[Entries taken from a collection]

◇ ◇ ◇

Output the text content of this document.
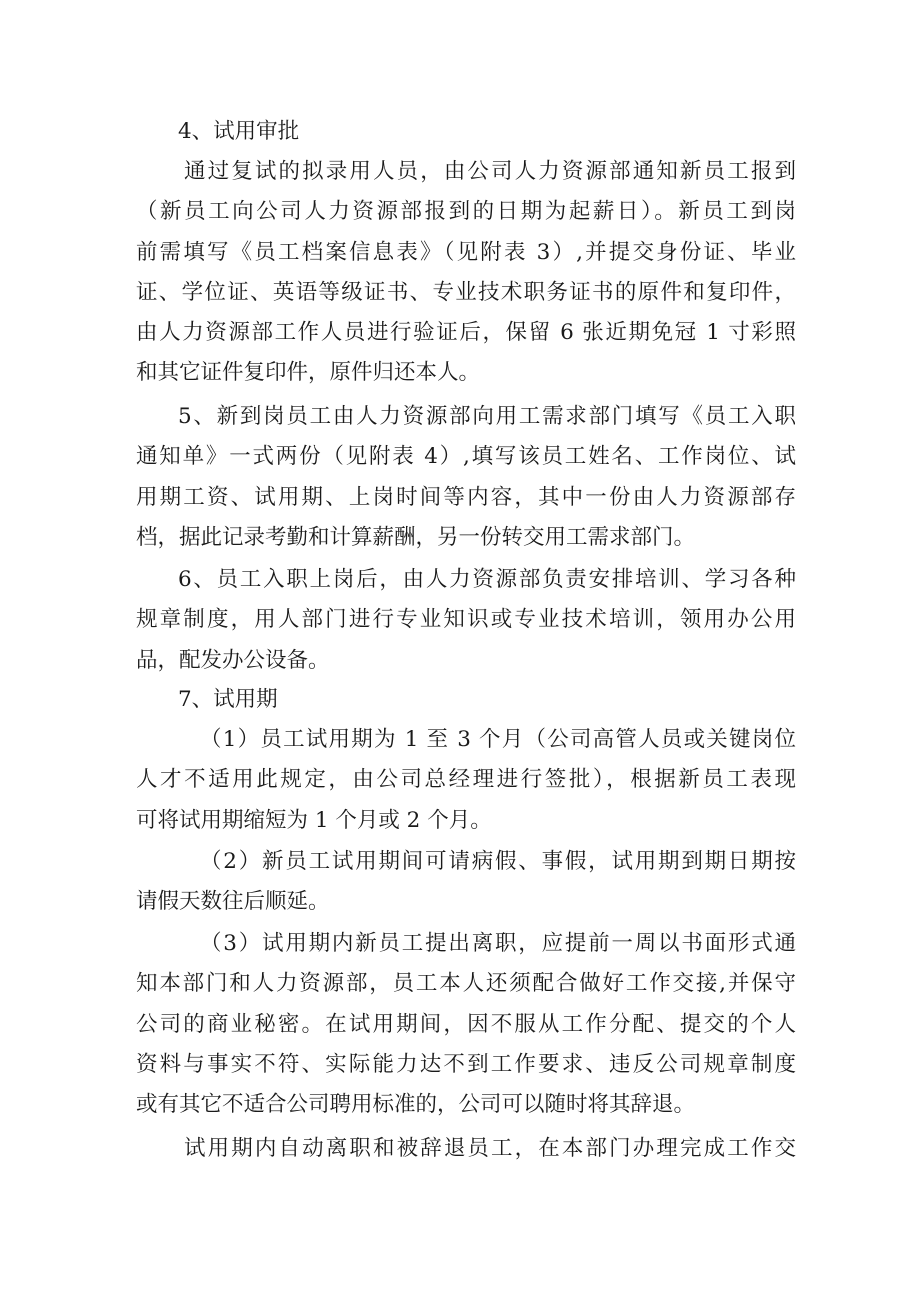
4、试用审批
通过复试的拟录用人员，由公司人力资源部通知新员工报到
（新员工向公司人力资源部报到的日期为起薪日）。新员工到岗
前需填写《员工档案信息表》（见附表 3）,并提交身份证、毕业
证、学位证、英语等级证书、专业技术职务证书的原件和复印件，
由人力资源部工作人员进行验证后，保留 6 张近期免冠 1 寸彩照
和其它证件复印件，原件归还本人。
5、新到岗员工由人力资源部向用工需求部门填写《员工入职
通知单》一式两份（见附表 4）,填写该员工姓名、工作岗位、试
用期工资、试用期、上岗时间等内容，其中一份由人力资源部存
档，据此记录考勤和计算薪酬，另一份转交用工需求部门。
6、员工入职上岗后，由人力资源部负责安排培训、学习各种
规章制度，用人部门进行专业知识或专业技术培训，领用办公用
品，配发办公设备。
7、试用期
（1）员工试用期为 1 至 3 个月（公司高管人员或关键岗位
人才不适用此规定，由公司总经理进行签批），根据新员工表现
可将试用期缩短为 1 个月或 2 个月。
（2）新员工试用期间可请病假、事假，试用期到期日期按
请假天数往后顺延。
（3）试用期内新员工提出离职，应提前一周以书面形式通
知本部门和人力资源部，员工本人还须配合做好工作交接,并保守
公司的商业秘密。在试用期间，因不服从工作分配、提交的个人
资料与事实不符、实际能力达不到工作要求、违反公司规章制度
或有其它不适合公司聘用标准的，公司可以随时将其辞退。
试用期内自动离职和被辞退员工，在本部门办理完成工作交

◇ ◇ ◇

§ **Exercise objective**
Leave out the pictures and print every line of the data exactly.

§ **Response to this task**
Output the text content of this document.
4、试用审批
通过复试的拟录用人员，由公司人力资源部通知新员工报到
（新员工向公司人力资源部报到的日期为起薪日）。新员工到岗
前需填写《员工档案信息表》（见附表 3）,并提交身份证、毕业
证、学位证、英语等级证书、专业技术职务证书的原件和复印件，
由人力资源部工作人员进行验证后，保留 6 张近期免冠 1 寸彩照
和其它证件复印件，原件归还本人。
5、新到岗员工由人力资源部向用工需求部门填写《员工入职
通知单》一式两份（见附表 4）,填写该员工姓名、工作岗位、试
用期工资、试用期、上岗时间等内容，其中一份由人力资源部存
档，据此记录考勤和计算薪酬，另一份转交用工需求部门。
6、员工入职上岗后，由人力资源部负责安排培训、学习各种
规章制度，用人部门进行专业知识或专业技术培训，领用办公用
品，配发办公设备。
7、试用期
（1）员工试用期为 1 至 3 个月（公司高管人员或关键岗位
人才不适用此规定，由公司总经理进行签批），根据新员工表现
可将试用期缩短为 1 个月或 2 个月。
（2）新员工试用期间可请病假、事假，试用期到期日期按
请假天数往后顺延。
（3）试用期内新员工提出离职，应提前一周以书面形式通
知本部门和人力资源部，员工本人还须配合做好工作交接,并保守
公司的商业秘密。在试用期间，因不服从工作分配、提交的个人
资料与事实不符、实际能力达不到工作要求、违反公司规章制度
或有其它不适合公司聘用标准的，公司可以随时将其辞退。
试用期内自动离职和被辞退员工，在本部门办理完成工作交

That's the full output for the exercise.